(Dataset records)
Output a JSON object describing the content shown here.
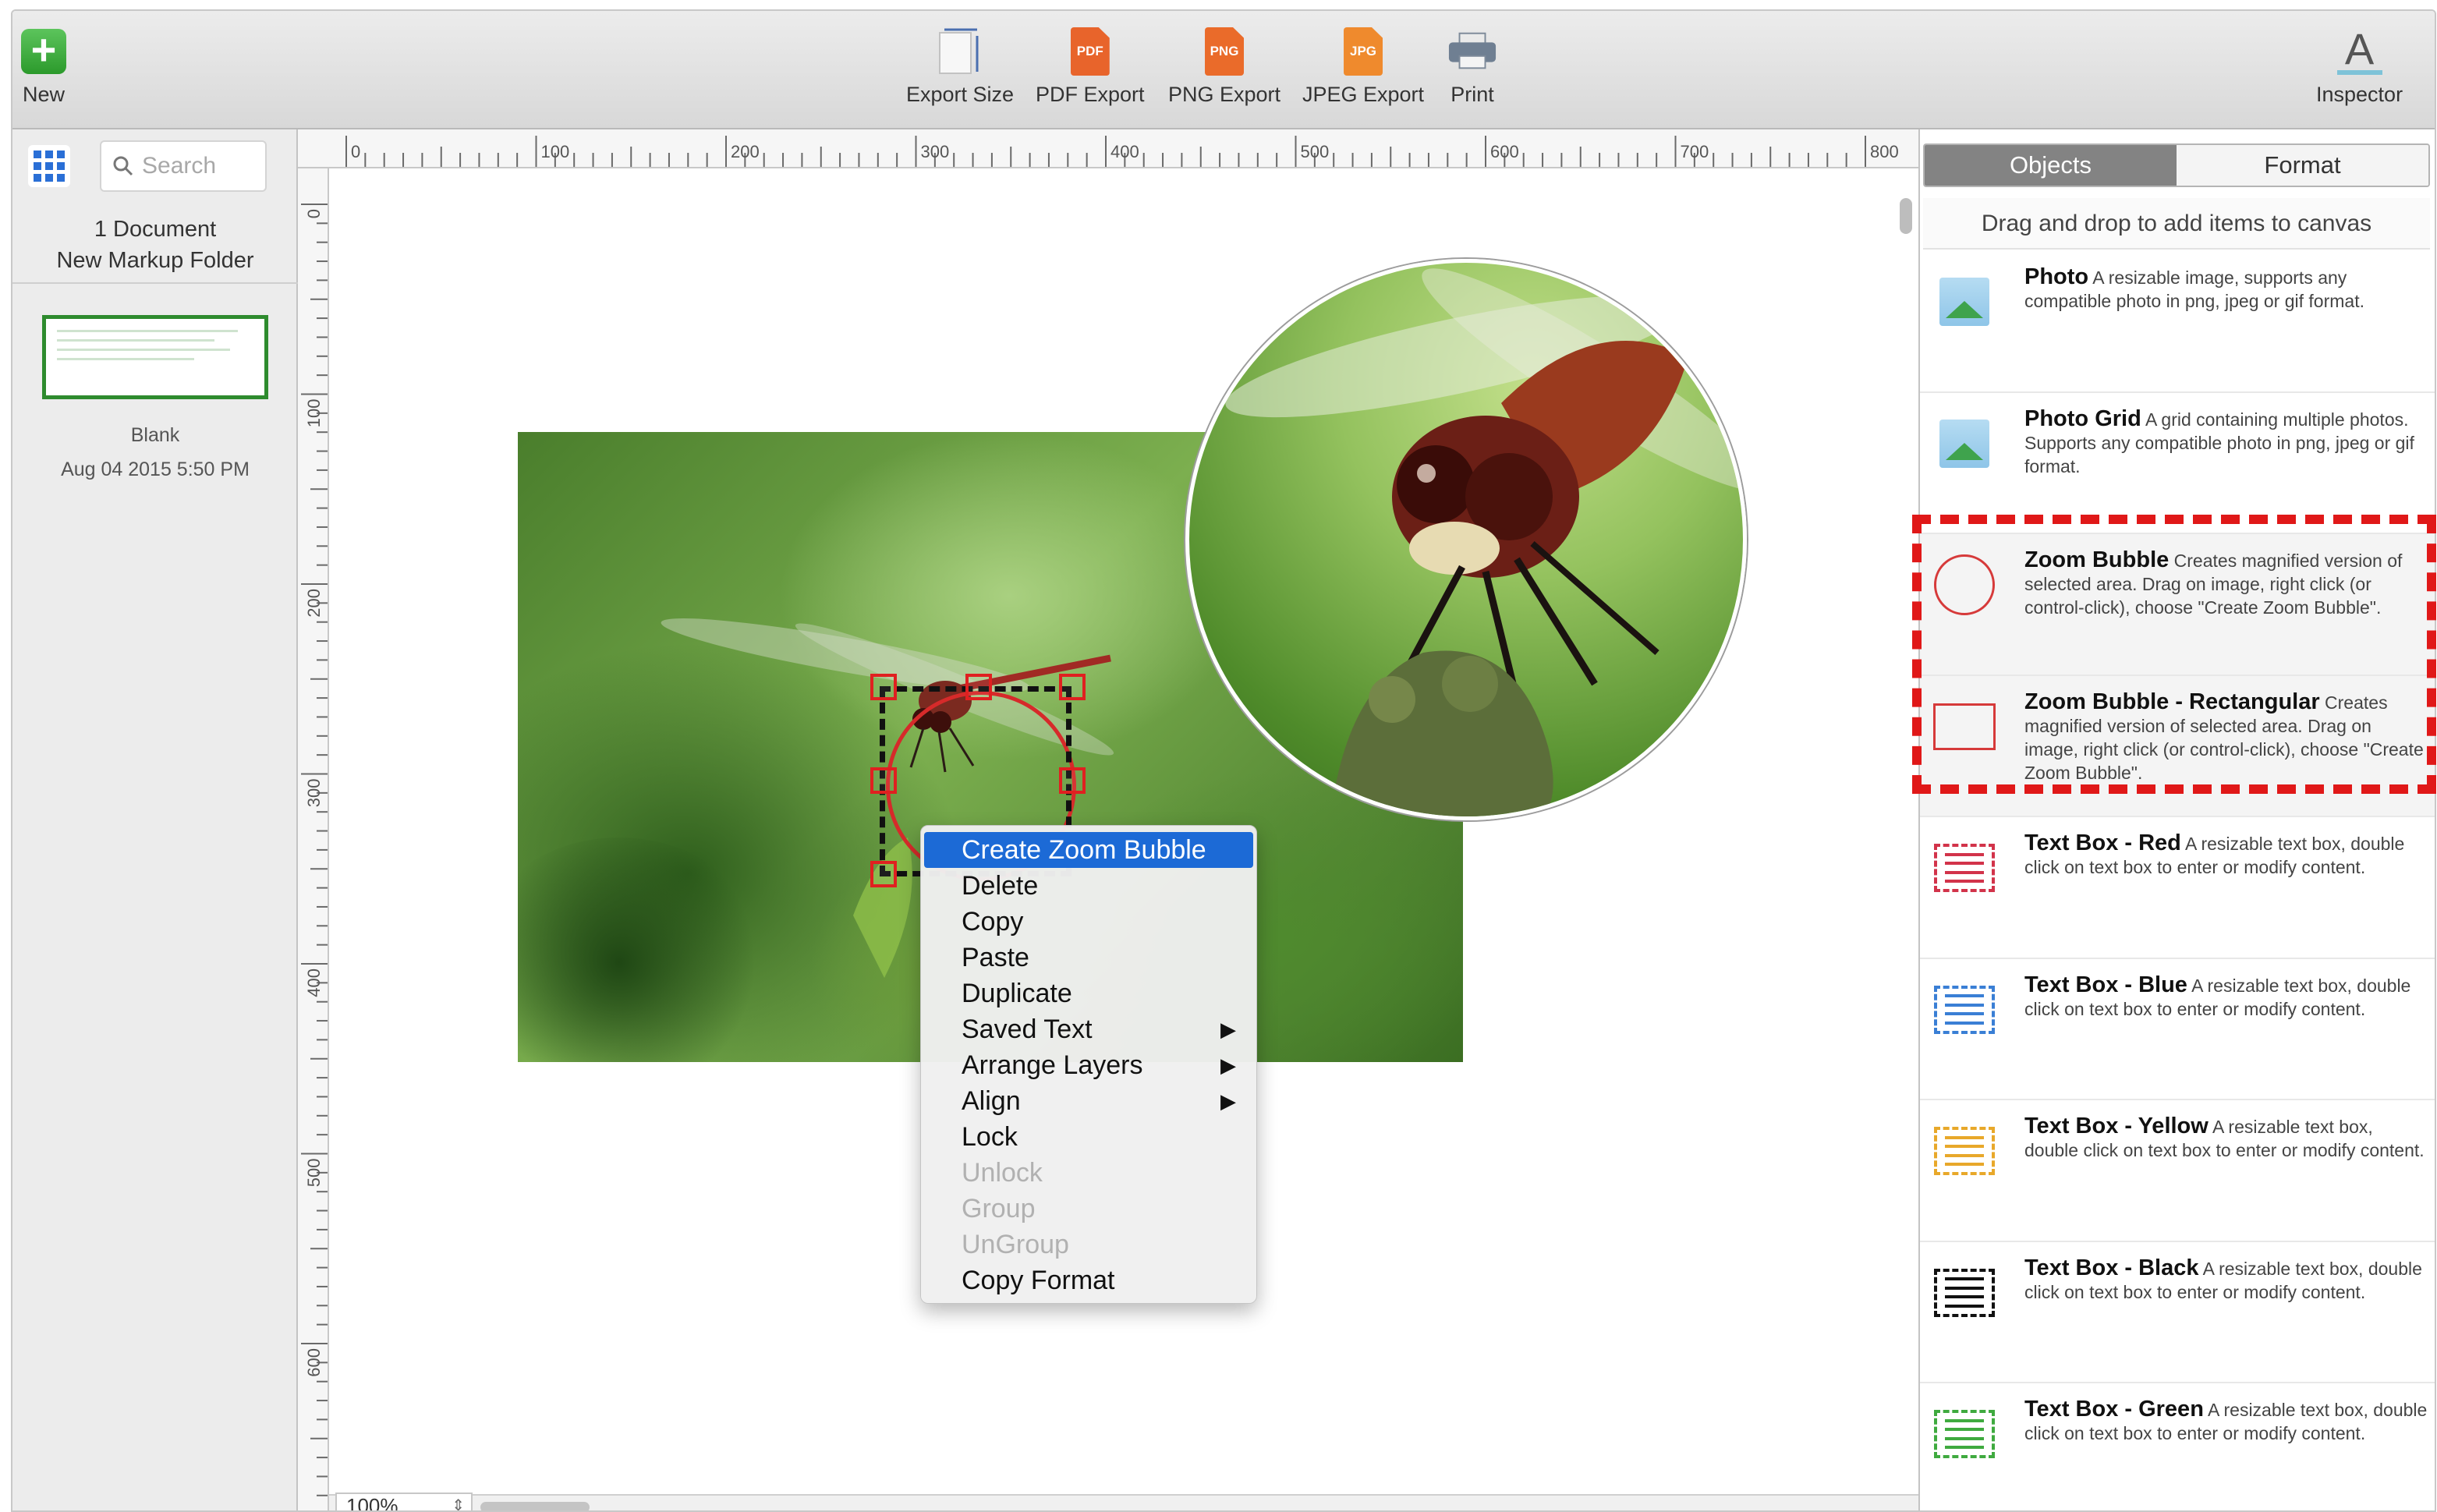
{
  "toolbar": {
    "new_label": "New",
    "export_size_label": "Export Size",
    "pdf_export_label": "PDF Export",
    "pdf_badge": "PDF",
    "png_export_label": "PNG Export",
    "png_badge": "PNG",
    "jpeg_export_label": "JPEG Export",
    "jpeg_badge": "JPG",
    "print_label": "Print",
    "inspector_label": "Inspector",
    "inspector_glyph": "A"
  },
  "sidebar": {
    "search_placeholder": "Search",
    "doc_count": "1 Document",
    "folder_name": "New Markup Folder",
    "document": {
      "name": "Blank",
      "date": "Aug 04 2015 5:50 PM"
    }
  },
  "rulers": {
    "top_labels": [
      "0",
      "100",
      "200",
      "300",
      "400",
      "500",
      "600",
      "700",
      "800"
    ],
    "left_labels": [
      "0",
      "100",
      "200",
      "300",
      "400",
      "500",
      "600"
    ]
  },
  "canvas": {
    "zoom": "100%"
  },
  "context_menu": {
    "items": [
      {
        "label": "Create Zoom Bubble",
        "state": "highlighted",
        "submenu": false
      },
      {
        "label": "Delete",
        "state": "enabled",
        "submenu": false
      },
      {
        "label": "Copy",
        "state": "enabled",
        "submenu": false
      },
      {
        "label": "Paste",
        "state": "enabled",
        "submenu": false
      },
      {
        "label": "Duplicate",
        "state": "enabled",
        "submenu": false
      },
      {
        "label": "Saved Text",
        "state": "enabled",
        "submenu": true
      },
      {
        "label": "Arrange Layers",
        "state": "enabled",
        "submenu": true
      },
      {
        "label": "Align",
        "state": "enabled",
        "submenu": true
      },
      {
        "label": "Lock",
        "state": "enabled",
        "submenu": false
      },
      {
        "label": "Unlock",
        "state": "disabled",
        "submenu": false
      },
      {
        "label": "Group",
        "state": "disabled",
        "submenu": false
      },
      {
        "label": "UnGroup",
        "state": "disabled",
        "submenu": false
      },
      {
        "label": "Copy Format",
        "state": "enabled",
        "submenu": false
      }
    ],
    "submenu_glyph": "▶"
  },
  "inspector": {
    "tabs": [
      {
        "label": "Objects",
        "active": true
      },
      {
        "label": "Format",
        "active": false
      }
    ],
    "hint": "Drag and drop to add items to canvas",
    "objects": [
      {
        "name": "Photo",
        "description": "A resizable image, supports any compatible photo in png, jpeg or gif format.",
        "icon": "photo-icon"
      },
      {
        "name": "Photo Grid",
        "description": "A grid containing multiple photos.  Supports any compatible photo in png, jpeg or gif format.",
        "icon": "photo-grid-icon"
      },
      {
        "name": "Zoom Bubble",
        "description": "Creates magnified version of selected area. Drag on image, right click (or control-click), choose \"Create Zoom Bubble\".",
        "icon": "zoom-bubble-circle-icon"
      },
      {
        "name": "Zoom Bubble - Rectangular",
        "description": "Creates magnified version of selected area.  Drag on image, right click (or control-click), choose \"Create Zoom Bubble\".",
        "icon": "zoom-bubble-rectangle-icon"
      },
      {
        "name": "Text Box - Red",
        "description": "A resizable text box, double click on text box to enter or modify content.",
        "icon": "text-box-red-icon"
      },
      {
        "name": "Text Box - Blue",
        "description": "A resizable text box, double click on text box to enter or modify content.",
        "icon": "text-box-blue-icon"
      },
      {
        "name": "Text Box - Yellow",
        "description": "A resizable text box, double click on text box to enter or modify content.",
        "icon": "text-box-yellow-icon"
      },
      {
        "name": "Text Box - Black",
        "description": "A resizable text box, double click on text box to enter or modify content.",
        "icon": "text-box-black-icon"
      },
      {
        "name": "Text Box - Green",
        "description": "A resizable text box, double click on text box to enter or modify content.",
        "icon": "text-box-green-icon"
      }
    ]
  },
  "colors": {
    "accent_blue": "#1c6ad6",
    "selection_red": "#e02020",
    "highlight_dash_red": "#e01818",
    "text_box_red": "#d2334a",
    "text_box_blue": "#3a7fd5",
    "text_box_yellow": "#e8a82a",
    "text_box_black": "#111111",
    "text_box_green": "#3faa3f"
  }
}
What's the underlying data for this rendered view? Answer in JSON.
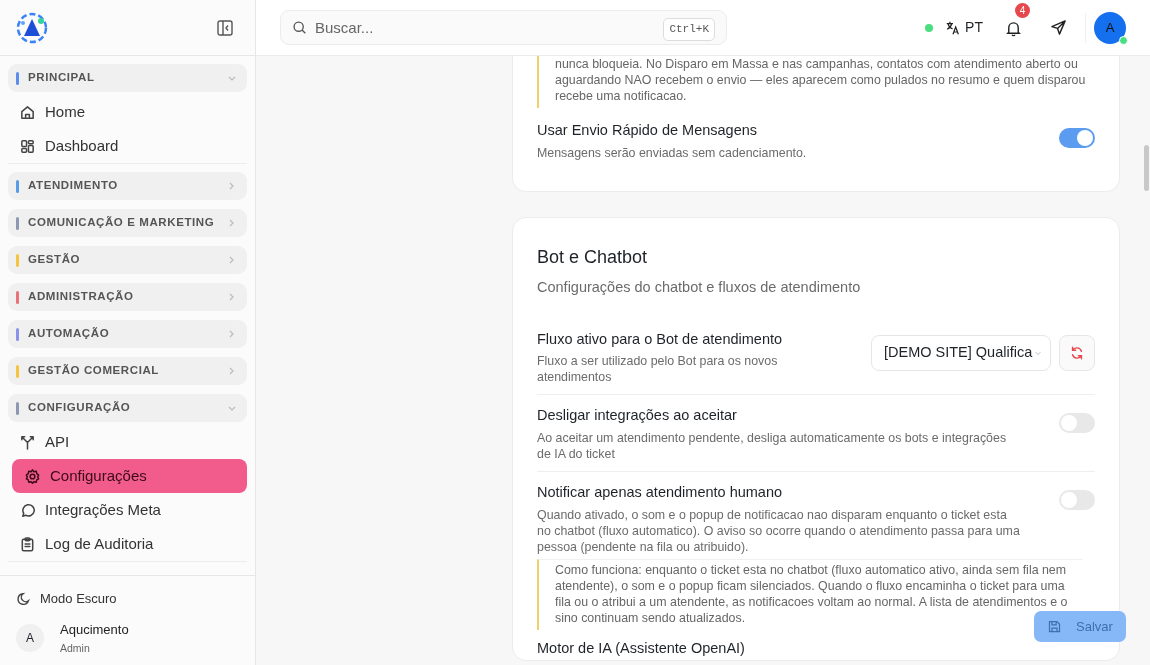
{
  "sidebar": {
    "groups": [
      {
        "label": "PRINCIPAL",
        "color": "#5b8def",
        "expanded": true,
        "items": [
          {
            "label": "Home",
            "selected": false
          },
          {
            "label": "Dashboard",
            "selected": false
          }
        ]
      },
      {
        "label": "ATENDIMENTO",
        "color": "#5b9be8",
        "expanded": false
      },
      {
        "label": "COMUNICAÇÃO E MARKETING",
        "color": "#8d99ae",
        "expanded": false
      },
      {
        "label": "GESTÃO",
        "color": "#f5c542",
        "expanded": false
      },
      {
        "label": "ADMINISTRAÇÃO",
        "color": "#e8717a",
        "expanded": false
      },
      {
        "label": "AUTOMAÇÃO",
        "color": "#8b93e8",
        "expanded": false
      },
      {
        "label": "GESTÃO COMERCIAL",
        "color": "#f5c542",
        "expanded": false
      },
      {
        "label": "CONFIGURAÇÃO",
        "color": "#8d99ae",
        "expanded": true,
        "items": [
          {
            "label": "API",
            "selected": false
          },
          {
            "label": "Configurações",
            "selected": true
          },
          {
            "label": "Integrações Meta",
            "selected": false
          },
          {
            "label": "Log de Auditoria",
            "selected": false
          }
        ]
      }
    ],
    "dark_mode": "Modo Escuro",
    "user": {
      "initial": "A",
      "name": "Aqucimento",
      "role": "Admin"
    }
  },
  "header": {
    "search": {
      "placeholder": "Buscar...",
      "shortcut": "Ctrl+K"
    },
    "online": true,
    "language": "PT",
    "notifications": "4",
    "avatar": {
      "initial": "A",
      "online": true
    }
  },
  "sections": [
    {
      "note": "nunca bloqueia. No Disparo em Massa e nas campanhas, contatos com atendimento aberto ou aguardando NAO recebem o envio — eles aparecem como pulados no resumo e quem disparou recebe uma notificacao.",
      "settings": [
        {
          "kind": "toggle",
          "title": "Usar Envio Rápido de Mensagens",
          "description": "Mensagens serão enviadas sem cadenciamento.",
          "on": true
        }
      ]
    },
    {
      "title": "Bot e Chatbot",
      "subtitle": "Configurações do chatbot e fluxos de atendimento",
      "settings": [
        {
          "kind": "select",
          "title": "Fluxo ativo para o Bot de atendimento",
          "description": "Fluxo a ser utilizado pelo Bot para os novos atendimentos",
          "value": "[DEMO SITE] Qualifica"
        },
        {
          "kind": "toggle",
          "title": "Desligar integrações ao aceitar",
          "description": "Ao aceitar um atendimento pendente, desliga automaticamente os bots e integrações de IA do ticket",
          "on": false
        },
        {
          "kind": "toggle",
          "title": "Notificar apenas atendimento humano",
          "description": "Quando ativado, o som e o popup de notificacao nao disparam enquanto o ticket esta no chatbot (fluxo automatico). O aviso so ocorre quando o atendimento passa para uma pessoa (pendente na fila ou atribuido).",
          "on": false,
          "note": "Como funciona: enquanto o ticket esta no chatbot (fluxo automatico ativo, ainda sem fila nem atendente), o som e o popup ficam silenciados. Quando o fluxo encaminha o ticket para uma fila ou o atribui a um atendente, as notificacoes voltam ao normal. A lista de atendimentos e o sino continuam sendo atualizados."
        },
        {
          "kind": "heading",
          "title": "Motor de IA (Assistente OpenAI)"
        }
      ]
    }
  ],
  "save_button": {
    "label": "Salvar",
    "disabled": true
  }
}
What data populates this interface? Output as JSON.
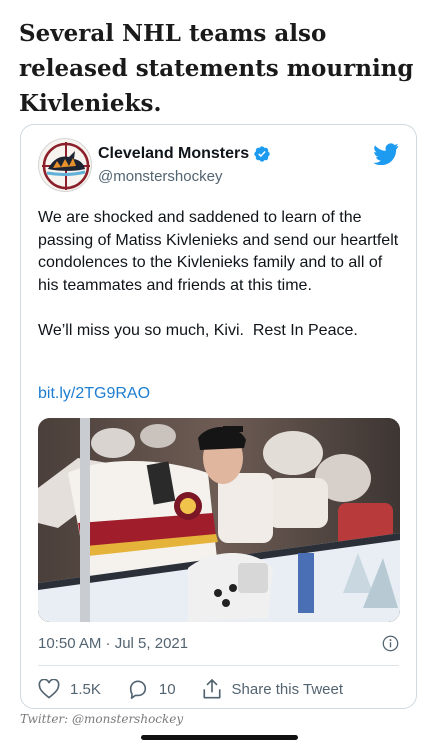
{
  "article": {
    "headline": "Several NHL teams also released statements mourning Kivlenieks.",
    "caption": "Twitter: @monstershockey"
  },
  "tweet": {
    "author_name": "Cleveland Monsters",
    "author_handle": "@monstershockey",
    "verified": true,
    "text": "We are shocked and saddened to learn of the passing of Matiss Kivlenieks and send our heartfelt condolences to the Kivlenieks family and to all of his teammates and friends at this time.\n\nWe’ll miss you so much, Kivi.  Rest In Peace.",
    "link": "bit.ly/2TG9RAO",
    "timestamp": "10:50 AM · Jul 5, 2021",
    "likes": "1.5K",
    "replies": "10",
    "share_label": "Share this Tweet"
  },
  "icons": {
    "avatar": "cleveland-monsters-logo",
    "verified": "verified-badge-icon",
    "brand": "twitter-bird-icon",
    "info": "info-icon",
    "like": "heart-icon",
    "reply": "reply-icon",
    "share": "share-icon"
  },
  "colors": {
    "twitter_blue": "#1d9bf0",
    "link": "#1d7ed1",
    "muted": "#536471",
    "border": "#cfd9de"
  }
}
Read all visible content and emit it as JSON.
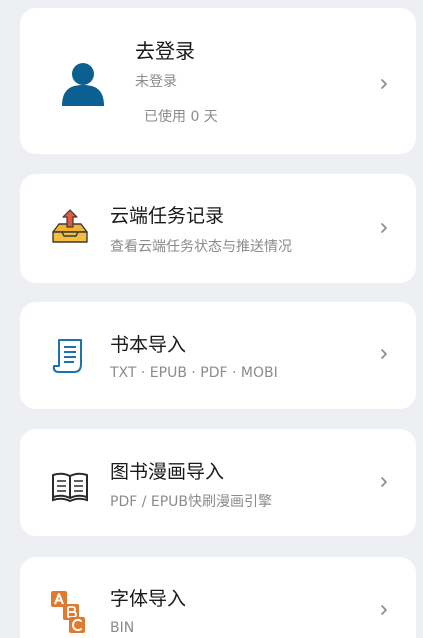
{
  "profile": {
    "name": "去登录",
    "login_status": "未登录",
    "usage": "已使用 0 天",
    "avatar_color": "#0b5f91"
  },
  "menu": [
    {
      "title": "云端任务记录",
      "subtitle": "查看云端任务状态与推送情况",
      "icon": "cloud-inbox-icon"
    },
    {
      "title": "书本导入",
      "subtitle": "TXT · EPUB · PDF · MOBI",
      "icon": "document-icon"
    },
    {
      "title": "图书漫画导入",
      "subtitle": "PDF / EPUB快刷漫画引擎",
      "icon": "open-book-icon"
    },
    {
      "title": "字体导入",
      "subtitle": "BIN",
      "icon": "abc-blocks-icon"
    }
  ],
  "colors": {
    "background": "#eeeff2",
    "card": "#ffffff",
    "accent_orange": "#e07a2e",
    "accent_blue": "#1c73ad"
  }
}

* Given instruction
Look for the word "fila" and return every line where it occurs.

* Exercise solution
          "description": "Quando ativado, o som e o popup de notificacao nao disparam enquanto o ticket esta no chatbot (fluxo automatico). O aviso so ocorre quando o atendimento passa para uma pessoa (pendente na fila ou atribuido).",
          "note": "Como funciona: enquanto o ticket esta no chatbot (fluxo automatico ativo, ainda sem fila nem atendente), o som e o popup ficam silenciados. Quando o fluxo encaminha o ticket para uma fila ou o atribui a um atendente, as notificacoes voltam ao normal. A lista de atendimentos e o sino continuam sendo atualizados."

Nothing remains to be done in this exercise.